___ EXTRACTED DATA

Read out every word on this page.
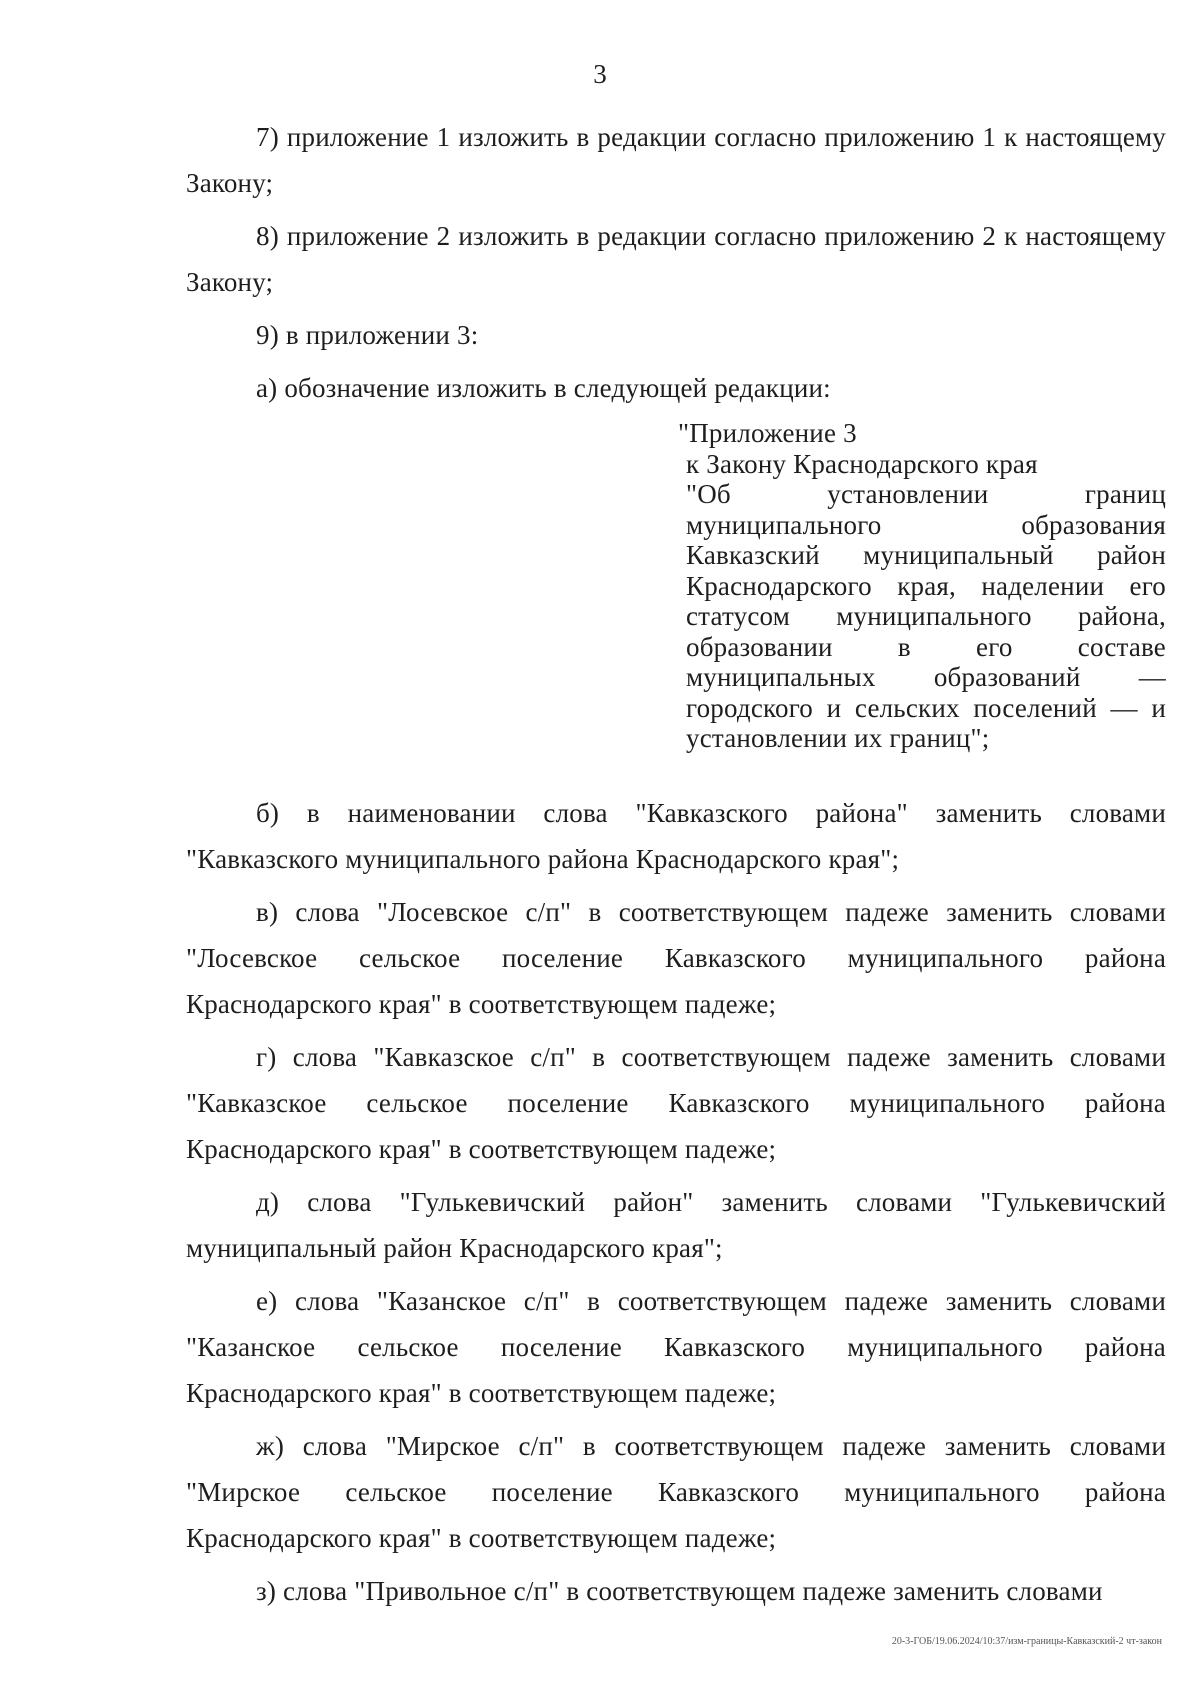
3

7) приложение 1 изложить в редакции согласно приложению 1 к настоящему Закону;

8) приложение 2 изложить в редакции согласно приложению 2 к настоящему Закону;

9) в приложении 3:

а) обозначение изложить в следующей редакции:

"Приложение 3
к Закону Краснодарского края
"Об установлении границ муниципального образования Кавказский муниципальный район Краснодарского края, наделении его статусом муниципального района, образовании в его составе муниципальных образований — городского и сельских поселений — и установлении их границ";

б) в наименовании слова "Кавказского района" заменить словами "Кавказского муниципального района Краснодарского края";

в) слова "Лосевское с/п" в соответствующем падеже заменить словами "Лосевское сельское поселение Кавказского муниципального района Краснодарского края" в соответствующем падеже;

г) слова "Кавказское с/п" в соответствующем падеже заменить словами "Кавказское сельское поселение Кавказского муниципального района Краснодарского края" в соответствующем падеже;

д) слова "Гулькевичский район" заменить словами "Гулькевичский муниципальный район Краснодарского края";

е) слова "Казанское с/п" в соответствующем падеже заменить словами "Казанское сельское поселение Кавказского муниципального района Краснодарского края" в соответствующем падеже;

ж) слова "Мирское с/п" в соответствующем падеже заменить словами "Мирское сельское поселение Кавказского муниципального района Краснодарского края" в соответствующем падеже;

з) слова "Привольное с/п" в соответствующем падеже заменить словами

20-3-ГОБ/19.06.2024/10:37/изм-границы-Кавказский-2 чт-закон
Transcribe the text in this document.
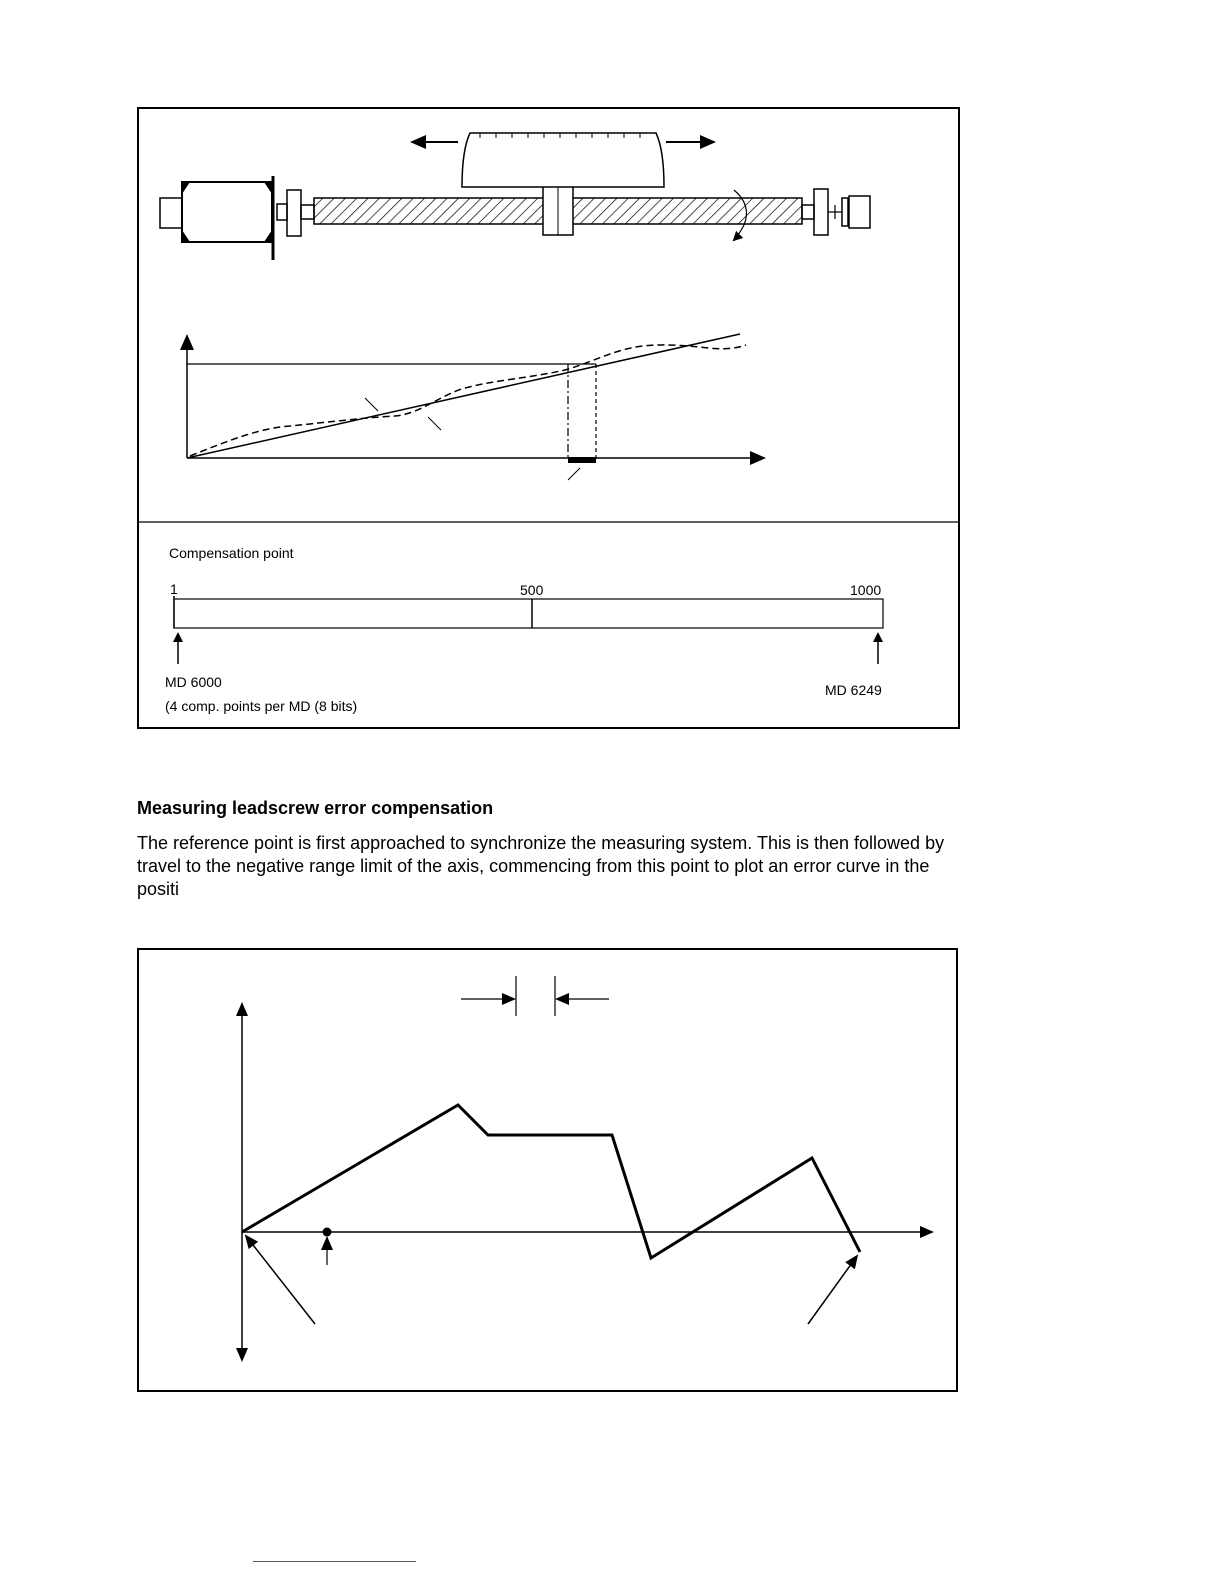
Compensation point
1	500	1000
MD 6000
(4 comp. points per MD (8 bits)
MD 6249
Measuring leadscrew error compensation
The reference point is first approached to synchronize the measuring system. This is then followed by travel to the negative range limit of the axis, commencing from this point to plot an error curve in the positi
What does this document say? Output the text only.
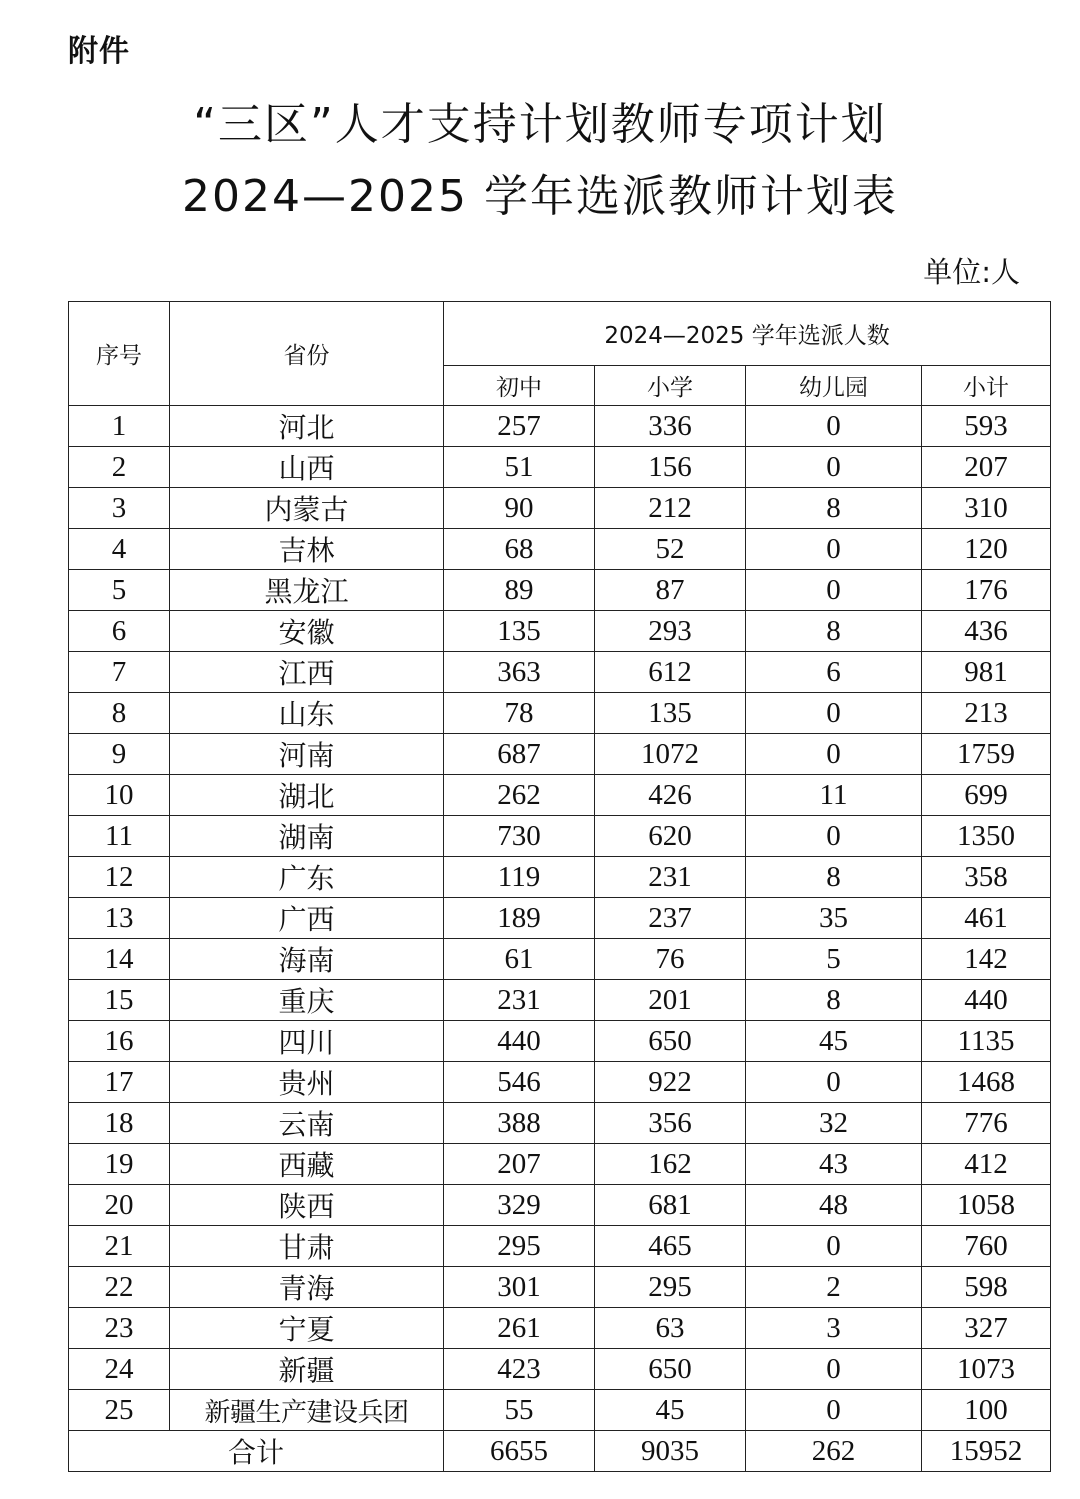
附件
“三区”人才支持计划教师专项计划
2024—2025 学年选派教师计划表
单位:人
序号	省份	2024—2025 学年选派人数			
		初中	小学	幼儿园	小计
1	河北	257	336	0	593
2	山西	51	156	0	207
3	内蒙古	90	212	8	310
4	吉林	68	52	0	120
5	黑龙江	89	87	0	176
6	安徽	135	293	8	436
7	江西	363	612	6	981
8	山东	78	135	0	213
9	河南	687	1072	0	1759
10	湖北	262	426	11	699
11	湖南	730	620	0	1350
12	广东	119	231	8	358
13	广西	189	237	35	461
14	海南	61	76	5	142
15	重庆	231	201	8	440
16	四川	440	650	45	1135
17	贵州	546	922	0	1468
18	云南	388	356	32	776
19	西藏	207	162	43	412
20	陕西	329	681	48	1058
21	甘肃	295	465	0	760
22	青海	301	295	2	598
23	宁夏	261	63	3	327
24	新疆	423	650	0	1073
25	新疆生产建设兵团	55	45	0	100
合计		6655	9035	262	15952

______

▸ BRIEF:
Everything from the line containing "What does this" through the last line of the entries is to be output exactly as written, minus any pictures.

▸ RESPONSE TO THE EXERCISE:
What does this document say? Output the text only.
附件
“三区”人才支持计划教师专项计划
2024—2025 学年选派教师计划表
单位:人
序号	省份	2024—2025 学年选派人数			
		初中	小学	幼儿园	小计
1	河北	257	336	0	593
2	山西	51	156	0	207
3	内蒙古	90	212	8	310
4	吉林	68	52	0	120
5	黑龙江	89	87	0	176
6	安徽	135	293	8	436
7	江西	363	612	6	981
8	山东	78	135	0	213
9	河南	687	1072	0	1759
10	湖北	262	426	11	699
11	湖南	730	620	0	1350
12	广东	119	231	8	358
13	广西	189	237	35	461
14	海南	61	76	5	142
15	重庆	231	201	8	440
16	四川	440	650	45	1135
17	贵州	546	922	0	1468
18	云南	388	356	32	776
19	西藏	207	162	43	412
20	陕西	329	681	48	1058
21	甘肃	295	465	0	760
22	青海	301	295	2	598
23	宁夏	261	63	3	327
24	新疆	423	650	0	1073
25	新疆生产建设兵团	55	45	0	100
合计		6655	9035	262	15952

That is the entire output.